Excerpt from a dataset
·····

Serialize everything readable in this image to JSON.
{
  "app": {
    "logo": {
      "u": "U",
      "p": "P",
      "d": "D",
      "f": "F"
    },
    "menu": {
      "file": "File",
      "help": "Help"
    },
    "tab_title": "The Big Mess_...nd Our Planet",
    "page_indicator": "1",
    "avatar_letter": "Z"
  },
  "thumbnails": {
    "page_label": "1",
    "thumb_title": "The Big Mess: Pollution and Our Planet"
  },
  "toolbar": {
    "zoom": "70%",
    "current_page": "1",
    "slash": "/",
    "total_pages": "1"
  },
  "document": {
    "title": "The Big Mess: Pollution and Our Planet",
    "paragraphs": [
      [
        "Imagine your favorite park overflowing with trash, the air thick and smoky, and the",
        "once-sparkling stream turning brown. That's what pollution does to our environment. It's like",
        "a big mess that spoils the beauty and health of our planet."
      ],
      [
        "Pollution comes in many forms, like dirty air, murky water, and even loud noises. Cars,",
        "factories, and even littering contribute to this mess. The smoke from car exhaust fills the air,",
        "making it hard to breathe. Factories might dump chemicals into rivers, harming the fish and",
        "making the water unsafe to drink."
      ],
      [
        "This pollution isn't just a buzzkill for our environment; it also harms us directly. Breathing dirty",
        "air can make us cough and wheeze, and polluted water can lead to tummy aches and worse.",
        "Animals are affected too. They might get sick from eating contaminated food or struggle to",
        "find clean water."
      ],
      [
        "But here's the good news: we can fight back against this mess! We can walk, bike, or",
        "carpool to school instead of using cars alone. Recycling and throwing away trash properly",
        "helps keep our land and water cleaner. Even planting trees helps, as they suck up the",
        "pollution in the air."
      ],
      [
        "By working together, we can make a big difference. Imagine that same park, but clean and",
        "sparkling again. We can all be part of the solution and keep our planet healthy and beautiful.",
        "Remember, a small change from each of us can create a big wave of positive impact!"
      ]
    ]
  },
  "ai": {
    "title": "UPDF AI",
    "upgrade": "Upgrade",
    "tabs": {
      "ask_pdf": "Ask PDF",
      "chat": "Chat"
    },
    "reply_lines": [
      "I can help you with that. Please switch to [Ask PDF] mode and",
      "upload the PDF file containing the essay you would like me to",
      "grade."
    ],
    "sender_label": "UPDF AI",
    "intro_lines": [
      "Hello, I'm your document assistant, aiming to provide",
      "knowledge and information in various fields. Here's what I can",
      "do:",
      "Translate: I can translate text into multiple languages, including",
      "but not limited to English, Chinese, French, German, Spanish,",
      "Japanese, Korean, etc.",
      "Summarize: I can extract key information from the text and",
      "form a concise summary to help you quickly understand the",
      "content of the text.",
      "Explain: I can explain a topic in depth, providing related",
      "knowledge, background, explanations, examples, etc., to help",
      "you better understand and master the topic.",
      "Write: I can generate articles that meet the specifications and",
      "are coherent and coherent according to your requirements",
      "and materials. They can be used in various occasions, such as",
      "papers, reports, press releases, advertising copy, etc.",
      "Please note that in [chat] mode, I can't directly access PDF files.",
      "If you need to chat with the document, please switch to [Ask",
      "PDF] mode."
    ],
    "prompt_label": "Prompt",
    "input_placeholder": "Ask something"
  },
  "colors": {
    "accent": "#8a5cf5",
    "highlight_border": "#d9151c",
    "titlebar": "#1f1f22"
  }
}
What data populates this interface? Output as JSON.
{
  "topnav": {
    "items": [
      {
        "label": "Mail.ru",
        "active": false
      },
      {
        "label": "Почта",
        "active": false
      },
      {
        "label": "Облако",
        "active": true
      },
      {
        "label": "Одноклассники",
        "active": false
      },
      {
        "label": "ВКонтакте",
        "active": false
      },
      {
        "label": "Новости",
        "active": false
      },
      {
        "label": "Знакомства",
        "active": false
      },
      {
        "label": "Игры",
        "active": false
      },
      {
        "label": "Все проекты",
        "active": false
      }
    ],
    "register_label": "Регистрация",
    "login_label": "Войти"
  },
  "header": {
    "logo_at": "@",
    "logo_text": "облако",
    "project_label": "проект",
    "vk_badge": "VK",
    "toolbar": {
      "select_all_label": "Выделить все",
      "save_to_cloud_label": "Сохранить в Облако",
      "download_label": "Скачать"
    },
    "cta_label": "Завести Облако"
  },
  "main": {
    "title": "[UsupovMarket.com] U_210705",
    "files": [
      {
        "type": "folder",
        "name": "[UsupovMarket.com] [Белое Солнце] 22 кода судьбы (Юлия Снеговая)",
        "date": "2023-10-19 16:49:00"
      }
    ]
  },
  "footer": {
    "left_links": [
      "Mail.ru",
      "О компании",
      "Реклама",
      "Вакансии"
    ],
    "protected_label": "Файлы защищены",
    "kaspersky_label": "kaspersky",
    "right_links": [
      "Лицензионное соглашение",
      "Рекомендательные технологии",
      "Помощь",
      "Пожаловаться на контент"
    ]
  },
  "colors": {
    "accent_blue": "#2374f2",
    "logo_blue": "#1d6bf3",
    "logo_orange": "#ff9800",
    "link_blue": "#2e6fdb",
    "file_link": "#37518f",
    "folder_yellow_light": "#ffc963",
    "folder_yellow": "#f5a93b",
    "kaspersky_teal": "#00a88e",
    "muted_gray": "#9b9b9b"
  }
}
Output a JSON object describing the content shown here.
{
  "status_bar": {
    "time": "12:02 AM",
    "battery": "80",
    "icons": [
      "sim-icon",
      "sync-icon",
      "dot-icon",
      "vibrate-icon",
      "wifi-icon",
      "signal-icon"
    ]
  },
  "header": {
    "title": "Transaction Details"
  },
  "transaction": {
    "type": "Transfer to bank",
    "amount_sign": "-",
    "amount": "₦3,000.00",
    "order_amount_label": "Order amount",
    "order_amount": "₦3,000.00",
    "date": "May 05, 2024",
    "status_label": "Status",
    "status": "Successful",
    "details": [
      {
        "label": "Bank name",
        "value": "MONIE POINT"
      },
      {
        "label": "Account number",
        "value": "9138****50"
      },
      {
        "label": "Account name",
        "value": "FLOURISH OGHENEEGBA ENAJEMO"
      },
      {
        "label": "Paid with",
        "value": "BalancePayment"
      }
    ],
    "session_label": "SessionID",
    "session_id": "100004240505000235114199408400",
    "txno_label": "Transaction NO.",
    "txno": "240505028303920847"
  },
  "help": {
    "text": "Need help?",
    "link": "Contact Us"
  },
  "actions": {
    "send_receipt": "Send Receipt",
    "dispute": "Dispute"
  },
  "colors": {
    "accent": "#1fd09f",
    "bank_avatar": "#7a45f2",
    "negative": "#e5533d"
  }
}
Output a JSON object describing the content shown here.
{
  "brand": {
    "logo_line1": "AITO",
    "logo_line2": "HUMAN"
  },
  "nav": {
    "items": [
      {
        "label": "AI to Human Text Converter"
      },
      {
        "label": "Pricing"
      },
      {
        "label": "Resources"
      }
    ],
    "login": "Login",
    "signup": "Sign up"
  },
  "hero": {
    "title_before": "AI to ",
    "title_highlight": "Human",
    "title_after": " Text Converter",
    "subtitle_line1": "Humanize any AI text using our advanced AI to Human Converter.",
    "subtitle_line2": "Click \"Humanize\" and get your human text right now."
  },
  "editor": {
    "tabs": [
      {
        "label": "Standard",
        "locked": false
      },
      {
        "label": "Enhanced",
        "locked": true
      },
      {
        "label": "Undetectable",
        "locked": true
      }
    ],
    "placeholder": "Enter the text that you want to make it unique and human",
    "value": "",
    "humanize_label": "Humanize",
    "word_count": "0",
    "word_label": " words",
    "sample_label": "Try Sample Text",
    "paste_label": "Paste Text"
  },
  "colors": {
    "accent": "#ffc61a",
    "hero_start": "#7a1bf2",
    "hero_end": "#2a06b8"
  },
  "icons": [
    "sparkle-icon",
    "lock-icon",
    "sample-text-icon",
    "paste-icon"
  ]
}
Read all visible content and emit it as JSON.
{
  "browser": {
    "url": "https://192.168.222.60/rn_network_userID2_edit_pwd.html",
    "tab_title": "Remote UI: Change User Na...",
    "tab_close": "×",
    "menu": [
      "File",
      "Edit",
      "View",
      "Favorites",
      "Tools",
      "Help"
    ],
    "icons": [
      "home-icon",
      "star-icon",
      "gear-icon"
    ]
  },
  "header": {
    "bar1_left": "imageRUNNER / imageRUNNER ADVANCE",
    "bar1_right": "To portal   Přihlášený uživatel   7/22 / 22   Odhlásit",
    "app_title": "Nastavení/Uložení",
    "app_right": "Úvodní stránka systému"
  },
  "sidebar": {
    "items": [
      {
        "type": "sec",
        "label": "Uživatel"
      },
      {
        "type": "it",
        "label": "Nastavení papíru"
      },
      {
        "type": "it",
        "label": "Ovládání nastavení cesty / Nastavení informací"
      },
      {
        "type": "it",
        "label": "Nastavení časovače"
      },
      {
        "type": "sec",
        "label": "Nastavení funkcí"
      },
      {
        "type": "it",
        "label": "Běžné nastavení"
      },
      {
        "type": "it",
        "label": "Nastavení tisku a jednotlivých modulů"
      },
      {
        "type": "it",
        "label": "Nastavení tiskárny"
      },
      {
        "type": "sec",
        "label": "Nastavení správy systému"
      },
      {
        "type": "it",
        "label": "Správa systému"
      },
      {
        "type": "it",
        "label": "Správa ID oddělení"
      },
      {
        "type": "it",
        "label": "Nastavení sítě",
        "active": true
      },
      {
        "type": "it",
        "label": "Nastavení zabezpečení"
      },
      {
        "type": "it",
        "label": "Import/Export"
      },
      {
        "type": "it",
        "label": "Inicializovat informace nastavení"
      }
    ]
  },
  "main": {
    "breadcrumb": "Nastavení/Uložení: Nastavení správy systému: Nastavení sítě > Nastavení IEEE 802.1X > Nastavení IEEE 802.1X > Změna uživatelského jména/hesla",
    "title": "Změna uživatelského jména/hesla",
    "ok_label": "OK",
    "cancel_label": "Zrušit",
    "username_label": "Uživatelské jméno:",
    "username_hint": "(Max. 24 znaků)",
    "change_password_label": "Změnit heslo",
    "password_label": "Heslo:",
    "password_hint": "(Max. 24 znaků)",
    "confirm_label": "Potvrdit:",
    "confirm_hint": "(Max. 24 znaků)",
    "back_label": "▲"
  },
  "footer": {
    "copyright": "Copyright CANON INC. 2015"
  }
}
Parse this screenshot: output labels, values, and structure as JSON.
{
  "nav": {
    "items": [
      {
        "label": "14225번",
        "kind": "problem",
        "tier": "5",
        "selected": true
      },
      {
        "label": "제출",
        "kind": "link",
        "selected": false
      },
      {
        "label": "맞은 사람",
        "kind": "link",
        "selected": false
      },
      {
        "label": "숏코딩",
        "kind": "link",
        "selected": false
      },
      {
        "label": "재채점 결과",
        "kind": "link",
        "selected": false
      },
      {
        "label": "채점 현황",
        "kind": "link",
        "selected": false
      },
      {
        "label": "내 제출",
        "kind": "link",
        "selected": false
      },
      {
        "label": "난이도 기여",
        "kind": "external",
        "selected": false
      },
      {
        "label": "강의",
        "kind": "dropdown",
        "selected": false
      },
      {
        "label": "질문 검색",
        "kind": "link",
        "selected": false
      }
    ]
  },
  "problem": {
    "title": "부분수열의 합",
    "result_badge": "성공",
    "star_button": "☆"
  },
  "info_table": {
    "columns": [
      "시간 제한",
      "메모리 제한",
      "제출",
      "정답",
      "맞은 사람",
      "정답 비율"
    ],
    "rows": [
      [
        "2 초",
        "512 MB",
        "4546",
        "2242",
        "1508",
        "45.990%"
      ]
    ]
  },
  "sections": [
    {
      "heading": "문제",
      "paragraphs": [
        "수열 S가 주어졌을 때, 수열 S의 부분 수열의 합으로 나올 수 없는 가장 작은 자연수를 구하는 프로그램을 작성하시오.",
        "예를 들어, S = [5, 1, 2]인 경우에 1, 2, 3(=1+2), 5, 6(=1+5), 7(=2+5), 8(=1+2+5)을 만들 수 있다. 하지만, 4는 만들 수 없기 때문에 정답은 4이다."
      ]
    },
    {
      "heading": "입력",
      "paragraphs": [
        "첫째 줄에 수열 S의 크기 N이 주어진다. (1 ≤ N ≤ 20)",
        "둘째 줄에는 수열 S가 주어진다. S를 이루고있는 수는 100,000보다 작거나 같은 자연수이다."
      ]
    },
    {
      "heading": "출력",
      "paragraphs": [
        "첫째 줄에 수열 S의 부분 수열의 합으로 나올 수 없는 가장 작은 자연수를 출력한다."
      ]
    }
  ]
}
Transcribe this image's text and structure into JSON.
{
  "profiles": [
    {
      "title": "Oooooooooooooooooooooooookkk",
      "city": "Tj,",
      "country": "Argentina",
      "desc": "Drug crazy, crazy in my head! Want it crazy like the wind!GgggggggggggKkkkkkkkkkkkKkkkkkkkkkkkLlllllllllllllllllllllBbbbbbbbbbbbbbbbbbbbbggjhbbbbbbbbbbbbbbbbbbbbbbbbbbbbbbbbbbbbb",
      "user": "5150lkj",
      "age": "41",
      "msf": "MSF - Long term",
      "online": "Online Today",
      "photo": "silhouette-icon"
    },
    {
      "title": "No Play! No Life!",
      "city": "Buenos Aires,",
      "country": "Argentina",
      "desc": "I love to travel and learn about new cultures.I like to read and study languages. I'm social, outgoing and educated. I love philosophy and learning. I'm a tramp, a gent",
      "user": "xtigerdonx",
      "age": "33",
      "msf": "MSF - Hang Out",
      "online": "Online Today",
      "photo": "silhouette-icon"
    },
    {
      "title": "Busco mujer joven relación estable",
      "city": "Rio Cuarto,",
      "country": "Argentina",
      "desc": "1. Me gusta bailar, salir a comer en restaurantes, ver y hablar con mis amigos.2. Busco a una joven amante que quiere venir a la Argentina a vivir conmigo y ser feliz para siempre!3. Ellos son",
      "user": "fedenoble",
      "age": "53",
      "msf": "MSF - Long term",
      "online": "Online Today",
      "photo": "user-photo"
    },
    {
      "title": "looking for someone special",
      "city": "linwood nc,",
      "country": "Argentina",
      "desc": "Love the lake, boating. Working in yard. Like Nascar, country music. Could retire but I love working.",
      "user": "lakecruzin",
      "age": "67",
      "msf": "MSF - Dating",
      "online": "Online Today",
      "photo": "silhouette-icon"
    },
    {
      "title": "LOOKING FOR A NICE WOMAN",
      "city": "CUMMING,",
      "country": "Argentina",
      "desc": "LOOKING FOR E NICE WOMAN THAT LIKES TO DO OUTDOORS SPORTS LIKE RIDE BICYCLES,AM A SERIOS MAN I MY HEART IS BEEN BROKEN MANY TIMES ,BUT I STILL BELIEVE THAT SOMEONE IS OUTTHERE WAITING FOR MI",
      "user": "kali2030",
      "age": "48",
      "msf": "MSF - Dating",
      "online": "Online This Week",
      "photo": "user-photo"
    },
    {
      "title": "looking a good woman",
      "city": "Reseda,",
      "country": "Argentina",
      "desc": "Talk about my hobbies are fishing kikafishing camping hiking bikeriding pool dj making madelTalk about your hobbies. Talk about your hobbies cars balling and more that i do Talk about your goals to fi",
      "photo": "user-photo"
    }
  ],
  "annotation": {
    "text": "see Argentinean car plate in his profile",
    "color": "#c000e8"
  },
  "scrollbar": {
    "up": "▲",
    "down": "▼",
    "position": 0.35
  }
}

·····

• [WORK INSTRUCTIONS] Read through the entries and copy every line that includes "knowledge".

• [TASK ANSWER]
      "knowledge and information in various fields. Here's what I can",
      "knowledge, background, explanations, examples, etc., to help",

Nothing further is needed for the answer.